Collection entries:
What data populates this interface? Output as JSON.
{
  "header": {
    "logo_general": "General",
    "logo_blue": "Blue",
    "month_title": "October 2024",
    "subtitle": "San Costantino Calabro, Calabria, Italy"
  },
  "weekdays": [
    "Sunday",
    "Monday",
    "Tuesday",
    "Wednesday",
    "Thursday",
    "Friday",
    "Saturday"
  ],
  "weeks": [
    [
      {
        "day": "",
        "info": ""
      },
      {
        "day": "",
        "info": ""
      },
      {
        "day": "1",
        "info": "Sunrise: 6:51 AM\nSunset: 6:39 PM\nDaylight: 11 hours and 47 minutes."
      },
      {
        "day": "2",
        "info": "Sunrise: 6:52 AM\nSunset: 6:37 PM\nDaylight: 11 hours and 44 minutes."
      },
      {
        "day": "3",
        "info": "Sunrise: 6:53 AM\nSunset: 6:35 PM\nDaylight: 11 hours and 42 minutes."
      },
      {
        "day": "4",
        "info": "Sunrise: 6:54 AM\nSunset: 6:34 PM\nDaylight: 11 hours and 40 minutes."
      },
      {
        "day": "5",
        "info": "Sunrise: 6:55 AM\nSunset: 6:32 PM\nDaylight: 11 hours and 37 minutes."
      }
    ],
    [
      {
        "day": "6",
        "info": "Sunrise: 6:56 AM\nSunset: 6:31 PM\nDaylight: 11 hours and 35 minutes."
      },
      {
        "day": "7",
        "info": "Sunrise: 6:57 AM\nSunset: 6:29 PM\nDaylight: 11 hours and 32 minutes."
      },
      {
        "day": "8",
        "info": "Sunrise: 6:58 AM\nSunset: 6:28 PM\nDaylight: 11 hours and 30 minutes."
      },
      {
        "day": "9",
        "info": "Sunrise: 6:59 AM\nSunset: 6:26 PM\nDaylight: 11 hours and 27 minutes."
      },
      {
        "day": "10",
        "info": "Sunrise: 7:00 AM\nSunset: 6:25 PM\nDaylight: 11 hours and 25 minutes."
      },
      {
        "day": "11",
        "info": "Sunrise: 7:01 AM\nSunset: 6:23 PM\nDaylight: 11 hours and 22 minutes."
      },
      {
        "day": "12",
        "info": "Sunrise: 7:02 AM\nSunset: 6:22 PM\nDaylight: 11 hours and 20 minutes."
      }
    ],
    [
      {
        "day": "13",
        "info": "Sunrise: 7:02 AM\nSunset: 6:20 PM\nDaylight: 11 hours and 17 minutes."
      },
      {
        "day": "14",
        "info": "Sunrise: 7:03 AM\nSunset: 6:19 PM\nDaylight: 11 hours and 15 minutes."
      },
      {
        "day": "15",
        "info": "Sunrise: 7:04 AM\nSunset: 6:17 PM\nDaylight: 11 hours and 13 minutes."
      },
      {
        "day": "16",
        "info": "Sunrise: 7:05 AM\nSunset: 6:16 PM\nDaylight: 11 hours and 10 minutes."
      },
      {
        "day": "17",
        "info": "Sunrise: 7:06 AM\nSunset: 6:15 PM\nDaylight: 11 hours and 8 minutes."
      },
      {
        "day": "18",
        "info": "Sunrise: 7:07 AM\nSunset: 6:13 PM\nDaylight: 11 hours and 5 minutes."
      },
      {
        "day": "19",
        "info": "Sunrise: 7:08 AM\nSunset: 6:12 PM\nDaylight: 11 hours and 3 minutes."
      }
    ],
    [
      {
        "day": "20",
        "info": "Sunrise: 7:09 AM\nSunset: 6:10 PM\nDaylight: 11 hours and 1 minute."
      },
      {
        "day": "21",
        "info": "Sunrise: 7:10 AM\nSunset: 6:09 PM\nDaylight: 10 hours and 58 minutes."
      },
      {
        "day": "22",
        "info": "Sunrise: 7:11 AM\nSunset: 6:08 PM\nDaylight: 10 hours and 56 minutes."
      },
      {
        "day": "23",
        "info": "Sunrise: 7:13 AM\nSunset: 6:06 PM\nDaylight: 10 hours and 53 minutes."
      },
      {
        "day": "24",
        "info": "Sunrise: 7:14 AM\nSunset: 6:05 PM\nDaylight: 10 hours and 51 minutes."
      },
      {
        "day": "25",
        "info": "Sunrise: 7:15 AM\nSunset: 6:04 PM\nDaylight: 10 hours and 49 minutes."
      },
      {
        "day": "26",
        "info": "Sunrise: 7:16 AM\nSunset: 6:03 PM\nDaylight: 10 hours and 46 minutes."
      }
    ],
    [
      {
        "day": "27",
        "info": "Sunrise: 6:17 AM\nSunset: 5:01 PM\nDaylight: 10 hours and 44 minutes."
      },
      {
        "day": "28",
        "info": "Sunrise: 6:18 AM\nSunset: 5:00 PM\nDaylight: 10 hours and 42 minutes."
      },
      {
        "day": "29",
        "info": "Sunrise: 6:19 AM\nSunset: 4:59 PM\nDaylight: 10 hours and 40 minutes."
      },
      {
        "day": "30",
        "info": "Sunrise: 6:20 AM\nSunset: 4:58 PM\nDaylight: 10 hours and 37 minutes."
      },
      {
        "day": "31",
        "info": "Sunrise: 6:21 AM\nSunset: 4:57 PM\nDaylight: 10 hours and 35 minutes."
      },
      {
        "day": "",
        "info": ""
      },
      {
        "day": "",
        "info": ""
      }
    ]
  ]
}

| Your objective |
The listing above must be transcribed exactly, line by line.

| Full answer |
What data populates this interface? Output as JSON.
{
  "header": {
    "logo_general": "General",
    "logo_blue": "Blue",
    "month_title": "October 2024",
    "subtitle": "San Costantino Calabro, Calabria, Italy"
  },
  "weekdays": [
    "Sunday",
    "Monday",
    "Tuesday",
    "Wednesday",
    "Thursday",
    "Friday",
    "Saturday"
  ],
  "weeks": [
    [
      {
        "day": "",
        "info": ""
      },
      {
        "day": "",
        "info": ""
      },
      {
        "day": "1",
        "info": "Sunrise: 6:51 AM\nSunset: 6:39 PM\nDaylight: 11 hours and 47 minutes."
      },
      {
        "day": "2",
        "info": "Sunrise: 6:52 AM\nSunset: 6:37 PM\nDaylight: 11 hours and 44 minutes."
      },
      {
        "day": "3",
        "info": "Sunrise: 6:53 AM\nSunset: 6:35 PM\nDaylight: 11 hours and 42 minutes."
      },
      {
        "day": "4",
        "info": "Sunrise: 6:54 AM\nSunset: 6:34 PM\nDaylight: 11 hours and 40 minutes."
      },
      {
        "day": "5",
        "info": "Sunrise: 6:55 AM\nSunset: 6:32 PM\nDaylight: 11 hours and 37 minutes."
      }
    ],
    [
      {
        "day": "6",
        "info": "Sunrise: 6:56 AM\nSunset: 6:31 PM\nDaylight: 11 hours and 35 minutes."
      },
      {
        "day": "7",
        "info": "Sunrise: 6:57 AM\nSunset: 6:29 PM\nDaylight: 11 hours and 32 minutes."
      },
      {
        "day": "8",
        "info": "Sunrise: 6:58 AM\nSunset: 6:28 PM\nDaylight: 11 hours and 30 minutes."
      },
      {
        "day": "9",
        "info": "Sunrise: 6:59 AM\nSunset: 6:26 PM\nDaylight: 11 hours and 27 minutes."
      },
      {
        "day": "10",
        "info": "Sunrise: 7:00 AM\nSunset: 6:25 PM\nDaylight: 11 hours and 25 minutes."
      },
      {
        "day": "11",
        "info": "Sunrise: 7:01 AM\nSunset: 6:23 PM\nDaylight: 11 hours and 22 minutes."
      },
      {
        "day": "12",
        "info": "Sunrise: 7:02 AM\nSunset: 6:22 PM\nDaylight: 11 hours and 20 minutes."
      }
    ],
    [
      {
        "day": "13",
        "info": "Sunrise: 7:02 AM\nSunset: 6:20 PM\nDaylight: 11 hours and 17 minutes."
      },
      {
        "day": "14",
        "info": "Sunrise: 7:03 AM\nSunset: 6:19 PM\nDaylight: 11 hours and 15 minutes."
      },
      {
        "day": "15",
        "info": "Sunrise: 7:04 AM\nSunset: 6:17 PM\nDaylight: 11 hours and 13 minutes."
      },
      {
        "day": "16",
        "info": "Sunrise: 7:05 AM\nSunset: 6:16 PM\nDaylight: 11 hours and 10 minutes."
      },
      {
        "day": "17",
        "info": "Sunrise: 7:06 AM\nSunset: 6:15 PM\nDaylight: 11 hours and 8 minutes."
      },
      {
        "day": "18",
        "info": "Sunrise: 7:07 AM\nSunset: 6:13 PM\nDaylight: 11 hours and 5 minutes."
      },
      {
        "day": "19",
        "info": "Sunrise: 7:08 AM\nSunset: 6:12 PM\nDaylight: 11 hours and 3 minutes."
      }
    ],
    [
      {
        "day": "20",
        "info": "Sunrise: 7:09 AM\nSunset: 6:10 PM\nDaylight: 11 hours and 1 minute."
      },
      {
        "day": "21",
        "info": "Sunrise: 7:10 AM\nSunset: 6:09 PM\nDaylight: 10 hours and 58 minutes."
      },
      {
        "day": "22",
        "info": "Sunrise: 7:11 AM\nSunset: 6:08 PM\nDaylight: 10 hours and 56 minutes."
      },
      {
        "day": "23",
        "info": "Sunrise: 7:13 AM\nSunset: 6:06 PM\nDaylight: 10 hours and 53 minutes."
      },
      {
        "day": "24",
        "info": "Sunrise: 7:14 AM\nSunset: 6:05 PM\nDaylight: 10 hours and 51 minutes."
      },
      {
        "day": "25",
        "info": "Sunrise: 7:15 AM\nSunset: 6:04 PM\nDaylight: 10 hours and 49 minutes."
      },
      {
        "day": "26",
        "info": "Sunrise: 7:16 AM\nSunset: 6:03 PM\nDaylight: 10 hours and 46 minutes."
      }
    ],
    [
      {
        "day": "27",
        "info": "Sunrise: 6:17 AM\nSunset: 5:01 PM\nDaylight: 10 hours and 44 minutes."
      },
      {
        "day": "28",
        "info": "Sunrise: 6:18 AM\nSunset: 5:00 PM\nDaylight: 10 hours and 42 minutes."
      },
      {
        "day": "29",
        "info": "Sunrise: 6:19 AM\nSunset: 4:59 PM\nDaylight: 10 hours and 40 minutes."
      },
      {
        "day": "30",
        "info": "Sunrise: 6:20 AM\nSunset: 4:58 PM\nDaylight: 10 hours and 37 minutes."
      },
      {
        "day": "31",
        "info": "Sunrise: 6:21 AM\nSunset: 4:57 PM\nDaylight: 10 hours and 35 minutes."
      },
      {
        "day": "",
        "info": ""
      },
      {
        "day": "",
        "info": ""
      }
    ]
  ]
}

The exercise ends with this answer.